* _Stated goal_:
Write out the listing in full, matching it word for word.

Records from a collection

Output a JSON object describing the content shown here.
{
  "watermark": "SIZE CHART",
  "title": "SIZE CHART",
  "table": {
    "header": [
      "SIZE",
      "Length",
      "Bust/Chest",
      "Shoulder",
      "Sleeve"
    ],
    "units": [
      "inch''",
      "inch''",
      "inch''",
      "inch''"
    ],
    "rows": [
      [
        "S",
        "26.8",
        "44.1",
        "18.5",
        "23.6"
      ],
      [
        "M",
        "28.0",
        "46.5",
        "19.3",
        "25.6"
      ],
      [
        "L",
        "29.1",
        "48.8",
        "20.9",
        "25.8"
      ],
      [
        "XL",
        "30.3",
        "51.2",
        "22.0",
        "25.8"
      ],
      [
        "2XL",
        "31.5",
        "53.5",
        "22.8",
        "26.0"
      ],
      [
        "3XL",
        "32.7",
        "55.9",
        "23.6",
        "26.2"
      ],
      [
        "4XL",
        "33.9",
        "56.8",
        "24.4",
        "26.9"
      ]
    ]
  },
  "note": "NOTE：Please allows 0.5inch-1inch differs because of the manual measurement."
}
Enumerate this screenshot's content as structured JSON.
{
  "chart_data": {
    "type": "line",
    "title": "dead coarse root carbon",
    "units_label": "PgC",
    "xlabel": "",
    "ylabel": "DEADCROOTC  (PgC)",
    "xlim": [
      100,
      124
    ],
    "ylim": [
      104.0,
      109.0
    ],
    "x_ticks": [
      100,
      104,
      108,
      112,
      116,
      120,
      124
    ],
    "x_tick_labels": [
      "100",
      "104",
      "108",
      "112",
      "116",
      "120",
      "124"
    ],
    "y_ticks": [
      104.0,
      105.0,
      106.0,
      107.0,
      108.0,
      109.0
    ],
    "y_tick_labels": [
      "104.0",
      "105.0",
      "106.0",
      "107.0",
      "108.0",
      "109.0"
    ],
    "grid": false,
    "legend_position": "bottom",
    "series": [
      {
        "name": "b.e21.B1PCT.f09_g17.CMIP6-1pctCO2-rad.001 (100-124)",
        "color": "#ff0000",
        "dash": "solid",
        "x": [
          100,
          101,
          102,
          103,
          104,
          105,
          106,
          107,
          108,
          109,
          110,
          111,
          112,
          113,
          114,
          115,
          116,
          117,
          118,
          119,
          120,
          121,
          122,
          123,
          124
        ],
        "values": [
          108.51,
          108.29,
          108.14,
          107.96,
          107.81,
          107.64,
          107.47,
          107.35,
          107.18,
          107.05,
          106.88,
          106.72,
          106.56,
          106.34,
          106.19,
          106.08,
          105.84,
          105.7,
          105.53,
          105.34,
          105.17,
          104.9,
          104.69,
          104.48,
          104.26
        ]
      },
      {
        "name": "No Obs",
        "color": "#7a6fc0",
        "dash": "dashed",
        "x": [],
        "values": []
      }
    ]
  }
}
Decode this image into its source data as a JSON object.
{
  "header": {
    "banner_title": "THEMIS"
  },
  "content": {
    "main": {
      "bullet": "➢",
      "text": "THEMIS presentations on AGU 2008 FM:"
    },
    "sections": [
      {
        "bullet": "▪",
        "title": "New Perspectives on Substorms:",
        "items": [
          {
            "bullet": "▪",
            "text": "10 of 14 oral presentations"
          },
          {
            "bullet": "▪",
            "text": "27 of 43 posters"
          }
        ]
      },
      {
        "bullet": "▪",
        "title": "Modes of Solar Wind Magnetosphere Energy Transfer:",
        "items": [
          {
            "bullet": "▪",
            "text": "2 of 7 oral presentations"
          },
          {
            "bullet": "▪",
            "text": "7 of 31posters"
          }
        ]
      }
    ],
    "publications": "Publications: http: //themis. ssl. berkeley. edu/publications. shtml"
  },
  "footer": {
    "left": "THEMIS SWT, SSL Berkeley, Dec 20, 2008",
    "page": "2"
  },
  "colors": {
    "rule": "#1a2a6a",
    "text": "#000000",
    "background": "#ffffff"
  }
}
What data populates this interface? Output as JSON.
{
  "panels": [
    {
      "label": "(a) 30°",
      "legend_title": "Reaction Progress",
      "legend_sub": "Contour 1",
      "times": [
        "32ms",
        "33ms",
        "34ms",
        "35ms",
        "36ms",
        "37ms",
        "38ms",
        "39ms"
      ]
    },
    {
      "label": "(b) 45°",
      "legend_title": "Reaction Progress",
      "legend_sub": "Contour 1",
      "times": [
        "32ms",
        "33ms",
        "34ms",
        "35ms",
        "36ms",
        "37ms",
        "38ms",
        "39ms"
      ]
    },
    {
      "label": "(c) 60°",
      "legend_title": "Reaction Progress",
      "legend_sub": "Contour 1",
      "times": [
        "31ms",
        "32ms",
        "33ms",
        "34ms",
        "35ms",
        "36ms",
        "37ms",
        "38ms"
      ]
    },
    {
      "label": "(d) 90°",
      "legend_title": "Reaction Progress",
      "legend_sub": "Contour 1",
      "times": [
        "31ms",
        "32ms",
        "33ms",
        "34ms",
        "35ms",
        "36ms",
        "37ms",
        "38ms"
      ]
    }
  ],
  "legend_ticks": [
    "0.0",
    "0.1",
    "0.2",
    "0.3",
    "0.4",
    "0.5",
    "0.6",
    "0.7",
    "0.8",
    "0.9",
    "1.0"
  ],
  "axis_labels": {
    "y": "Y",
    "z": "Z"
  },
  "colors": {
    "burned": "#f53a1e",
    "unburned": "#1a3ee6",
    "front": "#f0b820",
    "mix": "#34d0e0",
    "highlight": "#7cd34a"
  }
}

* _The reply_:
Output a JSON object describing the content shown here.
{
  "watermark": "SIZE CHART",
  "title": "SIZE CHART",
  "table": {
    "header": [
      "SIZE",
      "Length",
      "Bust/Chest",
      "Shoulder",
      "Sleeve"
    ],
    "units": [
      "inch''",
      "inch''",
      "inch''",
      "inch''"
    ],
    "rows": [
      [
        "S",
        "26.8",
        "44.1",
        "18.5",
        "23.6"
      ],
      [
        "M",
        "28.0",
        "46.5",
        "19.3",
        "25.6"
      ],
      [
        "L",
        "29.1",
        "48.8",
        "20.9",
        "25.8"
      ],
      [
        "XL",
        "30.3",
        "51.2",
        "22.0",
        "25.8"
      ],
      [
        "2XL",
        "31.5",
        "53.5",
        "22.8",
        "26.0"
      ],
      [
        "3XL",
        "32.7",
        "55.9",
        "23.6",
        "26.2"
      ],
      [
        "4XL",
        "33.9",
        "56.8",
        "24.4",
        "26.9"
      ]
    ]
  },
  "note": "NOTE：Please allows 0.5inch-1inch differs because of the manual measurement."
}
Enumerate this screenshot's content as structured JSON.
{
  "chart_data": {
    "type": "line",
    "title": "dead coarse root carbon",
    "units_label": "PgC",
    "xlabel": "",
    "ylabel": "DEADCROOTC  (PgC)",
    "xlim": [
      100,
      124
    ],
    "ylim": [
      104.0,
      109.0
    ],
    "x_ticks": [
      100,
      104,
      108,
      112,
      116,
      120,
      124
    ],
    "x_tick_labels": [
      "100",
      "104",
      "108",
      "112",
      "116",
      "120",
      "124"
    ],
    "y_ticks": [
      104.0,
      105.0,
      106.0,
      107.0,
      108.0,
      109.0
    ],
    "y_tick_labels": [
      "104.0",
      "105.0",
      "106.0",
      "107.0",
      "108.0",
      "109.0"
    ],
    "grid": false,
    "legend_position": "bottom",
    "series": [
      {
        "name": "b.e21.B1PCT.f09_g17.CMIP6-1pctCO2-rad.001 (100-124)",
        "color": "#ff0000",
        "dash": "solid",
        "x": [
          100,
          101,
          102,
          103,
          104,
          105,
          106,
          107,
          108,
          109,
          110,
          111,
          112,
          113,
          114,
          115,
          116,
          117,
          118,
          119,
          120,
          121,
          122,
          123,
          124
        ],
        "values": [
          108.51,
          108.29,
          108.14,
          107.96,
          107.81,
          107.64,
          107.47,
          107.35,
          107.18,
          107.05,
          106.88,
          106.72,
          106.56,
          106.34,
          106.19,
          106.08,
          105.84,
          105.7,
          105.53,
          105.34,
          105.17,
          104.9,
          104.69,
          104.48,
          104.26
        ]
      },
      {
        "name": "No Obs",
        "color": "#7a6fc0",
        "dash": "dashed",
        "x": [],
        "values": []
      }
    ]
  }
}
Decode this image into its source data as a JSON object.
{
  "header": {
    "banner_title": "THEMIS"
  },
  "content": {
    "main": {
      "bullet": "➢",
      "text": "THEMIS presentations on AGU 2008 FM:"
    },
    "sections": [
      {
        "bullet": "▪",
        "title": "New Perspectives on Substorms:",
        "items": [
          {
            "bullet": "▪",
            "text": "10 of 14 oral presentations"
          },
          {
            "bullet": "▪",
            "text": "27 of 43 posters"
          }
        ]
      },
      {
        "bullet": "▪",
        "title": "Modes of Solar Wind Magnetosphere Energy Transfer:",
        "items": [
          {
            "bullet": "▪",
            "text": "2 of 7 oral presentations"
          },
          {
            "bullet": "▪",
            "text": "7 of 31posters"
          }
        ]
      }
    ],
    "publications": "Publications: http: //themis. ssl. berkeley. edu/publications. shtml"
  },
  "footer": {
    "left": "THEMIS SWT, SSL Berkeley, Dec 20, 2008",
    "page": "2"
  },
  "colors": {
    "rule": "#1a2a6a",
    "text": "#000000",
    "background": "#ffffff"
  }
}
What data populates this interface? Output as JSON.
{
  "panels": [
    {
      "label": "(a) 30°",
      "legend_title": "Reaction Progress",
      "legend_sub": "Contour 1",
      "times": [
        "32ms",
        "33ms",
        "34ms",
        "35ms",
        "36ms",
        "37ms",
        "38ms",
        "39ms"
      ]
    },
    {
      "label": "(b) 45°",
      "legend_title": "Reaction Progress",
      "legend_sub": "Contour 1",
      "times": [
        "32ms",
        "33ms",
        "34ms",
        "35ms",
        "36ms",
        "37ms",
        "38ms",
        "39ms"
      ]
    },
    {
      "label": "(c) 60°",
      "legend_title": "Reaction Progress",
      "legend_sub": "Contour 1",
      "times": [
        "31ms",
        "32ms",
        "33ms",
        "34ms",
        "35ms",
        "36ms",
        "37ms",
        "38ms"
      ]
    },
    {
      "label": "(d) 90°",
      "legend_title": "Reaction Progress",
      "legend_sub": "Contour 1",
      "times": [
        "31ms",
        "32ms",
        "33ms",
        "34ms",
        "35ms",
        "36ms",
        "37ms",
        "38ms"
      ]
    }
  ],
  "legend_ticks": [
    "0.0",
    "0.1",
    "0.2",
    "0.3",
    "0.4",
    "0.5",
    "0.6",
    "0.7",
    "0.8",
    "0.9",
    "1.0"
  ],
  "axis_labels": {
    "y": "Y",
    "z": "Z"
  },
  "colors": {
    "burned": "#f53a1e",
    "unburned": "#1a3ee6",
    "front": "#f0b820",
    "mix": "#34d0e0",
    "highlight": "#7cd34a"
  }
}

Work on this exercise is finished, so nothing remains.